RECORDS FOR THIS EXERCISE:
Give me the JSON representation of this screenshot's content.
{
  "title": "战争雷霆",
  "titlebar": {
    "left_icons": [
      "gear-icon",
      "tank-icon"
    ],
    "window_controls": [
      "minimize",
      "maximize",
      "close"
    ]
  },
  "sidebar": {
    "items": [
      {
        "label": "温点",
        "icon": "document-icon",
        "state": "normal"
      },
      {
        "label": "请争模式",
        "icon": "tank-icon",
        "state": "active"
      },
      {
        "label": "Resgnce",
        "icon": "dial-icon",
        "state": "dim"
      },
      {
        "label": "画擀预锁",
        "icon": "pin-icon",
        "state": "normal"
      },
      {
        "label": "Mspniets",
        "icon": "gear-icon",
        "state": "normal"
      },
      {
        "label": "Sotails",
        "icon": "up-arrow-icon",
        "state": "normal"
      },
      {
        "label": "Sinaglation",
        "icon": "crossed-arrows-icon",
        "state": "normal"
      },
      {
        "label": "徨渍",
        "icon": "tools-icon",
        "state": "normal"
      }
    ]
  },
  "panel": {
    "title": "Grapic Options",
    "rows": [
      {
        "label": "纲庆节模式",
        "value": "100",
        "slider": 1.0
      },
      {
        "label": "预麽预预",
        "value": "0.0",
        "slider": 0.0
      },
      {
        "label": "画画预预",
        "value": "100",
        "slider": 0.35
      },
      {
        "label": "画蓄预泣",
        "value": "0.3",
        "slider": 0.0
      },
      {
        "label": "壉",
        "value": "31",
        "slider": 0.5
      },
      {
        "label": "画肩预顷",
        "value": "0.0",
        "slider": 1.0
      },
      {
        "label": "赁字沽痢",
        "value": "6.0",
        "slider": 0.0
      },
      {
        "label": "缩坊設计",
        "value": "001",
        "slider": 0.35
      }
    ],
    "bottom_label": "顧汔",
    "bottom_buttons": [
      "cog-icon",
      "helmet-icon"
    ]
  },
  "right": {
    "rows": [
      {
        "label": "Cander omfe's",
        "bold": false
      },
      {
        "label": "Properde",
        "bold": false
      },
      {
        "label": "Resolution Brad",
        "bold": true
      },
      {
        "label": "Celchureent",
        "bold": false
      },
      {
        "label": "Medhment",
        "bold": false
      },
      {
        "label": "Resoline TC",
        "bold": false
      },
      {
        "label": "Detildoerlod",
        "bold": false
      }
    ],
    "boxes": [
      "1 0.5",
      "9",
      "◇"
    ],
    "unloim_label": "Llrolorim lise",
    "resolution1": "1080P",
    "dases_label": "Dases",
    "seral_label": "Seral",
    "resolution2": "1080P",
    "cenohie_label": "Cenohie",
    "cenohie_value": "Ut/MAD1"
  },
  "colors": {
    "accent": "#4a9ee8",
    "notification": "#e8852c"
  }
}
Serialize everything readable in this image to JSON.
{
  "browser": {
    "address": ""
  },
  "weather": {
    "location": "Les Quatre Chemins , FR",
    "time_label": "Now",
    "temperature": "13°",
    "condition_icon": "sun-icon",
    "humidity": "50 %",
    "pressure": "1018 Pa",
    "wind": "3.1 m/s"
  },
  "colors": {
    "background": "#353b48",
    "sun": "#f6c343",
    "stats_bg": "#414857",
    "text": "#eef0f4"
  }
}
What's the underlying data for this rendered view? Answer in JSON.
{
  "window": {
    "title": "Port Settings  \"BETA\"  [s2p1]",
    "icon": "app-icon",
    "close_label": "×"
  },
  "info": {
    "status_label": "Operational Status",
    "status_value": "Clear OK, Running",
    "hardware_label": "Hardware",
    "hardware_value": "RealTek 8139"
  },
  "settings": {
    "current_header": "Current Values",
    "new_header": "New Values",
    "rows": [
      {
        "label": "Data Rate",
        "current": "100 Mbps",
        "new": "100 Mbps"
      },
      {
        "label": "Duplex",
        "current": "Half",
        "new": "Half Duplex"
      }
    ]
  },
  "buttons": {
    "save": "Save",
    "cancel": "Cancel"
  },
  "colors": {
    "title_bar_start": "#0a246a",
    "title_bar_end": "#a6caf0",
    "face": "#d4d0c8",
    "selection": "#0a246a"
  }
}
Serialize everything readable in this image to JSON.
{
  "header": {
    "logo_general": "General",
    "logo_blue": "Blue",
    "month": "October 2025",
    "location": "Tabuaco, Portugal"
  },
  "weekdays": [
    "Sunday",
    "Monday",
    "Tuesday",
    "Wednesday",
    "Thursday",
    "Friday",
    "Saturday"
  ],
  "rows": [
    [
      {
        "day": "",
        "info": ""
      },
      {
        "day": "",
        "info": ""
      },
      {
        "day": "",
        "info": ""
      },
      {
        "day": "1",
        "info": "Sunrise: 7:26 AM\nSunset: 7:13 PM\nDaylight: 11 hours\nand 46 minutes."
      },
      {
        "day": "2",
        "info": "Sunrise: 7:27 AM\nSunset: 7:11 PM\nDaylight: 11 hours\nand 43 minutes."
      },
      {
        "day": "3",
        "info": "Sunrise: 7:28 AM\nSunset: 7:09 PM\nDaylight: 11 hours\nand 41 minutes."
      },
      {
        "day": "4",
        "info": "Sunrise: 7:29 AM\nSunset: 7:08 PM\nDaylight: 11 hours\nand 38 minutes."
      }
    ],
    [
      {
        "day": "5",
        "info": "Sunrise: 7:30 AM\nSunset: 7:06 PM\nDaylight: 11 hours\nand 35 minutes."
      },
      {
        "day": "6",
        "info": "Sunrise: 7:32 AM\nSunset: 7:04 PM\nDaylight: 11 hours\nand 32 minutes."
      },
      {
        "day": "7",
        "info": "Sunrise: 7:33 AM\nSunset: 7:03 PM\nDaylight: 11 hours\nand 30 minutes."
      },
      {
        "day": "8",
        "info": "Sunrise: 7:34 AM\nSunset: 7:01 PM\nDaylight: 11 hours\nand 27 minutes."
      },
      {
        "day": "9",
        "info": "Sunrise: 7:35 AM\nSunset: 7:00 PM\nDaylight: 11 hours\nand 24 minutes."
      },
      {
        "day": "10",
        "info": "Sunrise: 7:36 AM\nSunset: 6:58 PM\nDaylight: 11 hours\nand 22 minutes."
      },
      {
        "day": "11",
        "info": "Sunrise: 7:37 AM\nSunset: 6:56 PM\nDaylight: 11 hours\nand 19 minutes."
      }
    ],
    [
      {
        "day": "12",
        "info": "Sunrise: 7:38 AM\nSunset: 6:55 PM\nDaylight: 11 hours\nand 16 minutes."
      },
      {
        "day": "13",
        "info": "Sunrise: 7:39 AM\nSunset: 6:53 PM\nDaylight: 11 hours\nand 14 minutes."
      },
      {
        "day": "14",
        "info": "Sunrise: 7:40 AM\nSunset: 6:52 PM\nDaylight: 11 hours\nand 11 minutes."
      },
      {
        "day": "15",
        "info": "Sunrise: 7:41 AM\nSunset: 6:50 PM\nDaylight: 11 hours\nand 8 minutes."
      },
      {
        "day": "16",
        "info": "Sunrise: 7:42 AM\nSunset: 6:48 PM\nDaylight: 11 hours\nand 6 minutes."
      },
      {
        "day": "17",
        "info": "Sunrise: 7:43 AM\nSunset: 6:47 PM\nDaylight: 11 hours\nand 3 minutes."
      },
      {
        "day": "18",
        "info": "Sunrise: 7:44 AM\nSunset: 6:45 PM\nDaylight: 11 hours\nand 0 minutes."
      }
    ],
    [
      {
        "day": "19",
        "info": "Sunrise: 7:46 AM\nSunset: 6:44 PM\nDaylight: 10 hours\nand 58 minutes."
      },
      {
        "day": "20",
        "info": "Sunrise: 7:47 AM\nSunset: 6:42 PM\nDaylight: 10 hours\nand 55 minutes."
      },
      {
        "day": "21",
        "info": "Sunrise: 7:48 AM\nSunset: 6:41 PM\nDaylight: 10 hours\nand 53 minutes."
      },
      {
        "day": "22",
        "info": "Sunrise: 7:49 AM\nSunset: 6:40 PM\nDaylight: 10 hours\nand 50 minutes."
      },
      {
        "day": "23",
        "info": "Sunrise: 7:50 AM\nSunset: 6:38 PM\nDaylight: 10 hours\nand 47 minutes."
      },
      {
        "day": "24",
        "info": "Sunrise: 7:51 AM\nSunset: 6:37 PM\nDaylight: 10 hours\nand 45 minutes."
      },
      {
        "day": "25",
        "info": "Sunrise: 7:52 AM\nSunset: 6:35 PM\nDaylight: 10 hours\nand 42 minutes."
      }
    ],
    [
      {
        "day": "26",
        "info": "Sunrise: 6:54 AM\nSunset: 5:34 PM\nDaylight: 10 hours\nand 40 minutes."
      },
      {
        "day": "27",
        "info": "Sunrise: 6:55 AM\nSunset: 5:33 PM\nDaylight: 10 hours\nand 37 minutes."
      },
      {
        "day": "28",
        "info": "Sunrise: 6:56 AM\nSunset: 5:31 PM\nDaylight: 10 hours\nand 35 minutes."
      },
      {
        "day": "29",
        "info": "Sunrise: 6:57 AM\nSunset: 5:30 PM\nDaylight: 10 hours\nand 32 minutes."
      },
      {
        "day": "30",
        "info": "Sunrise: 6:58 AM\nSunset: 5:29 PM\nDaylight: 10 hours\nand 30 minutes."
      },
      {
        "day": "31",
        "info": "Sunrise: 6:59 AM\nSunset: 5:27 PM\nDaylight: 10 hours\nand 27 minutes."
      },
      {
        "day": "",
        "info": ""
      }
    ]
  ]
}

STATED EXERCISE: Copy all lines from the material that include "JSON".

SOLVED EXERCISE:
Give me the JSON representation of this screenshot's content.
Serialize everything readable in this image to JSON.
What's the underlying data for this rendered view? Answer in JSON.
Serialize everything readable in this image to JSON.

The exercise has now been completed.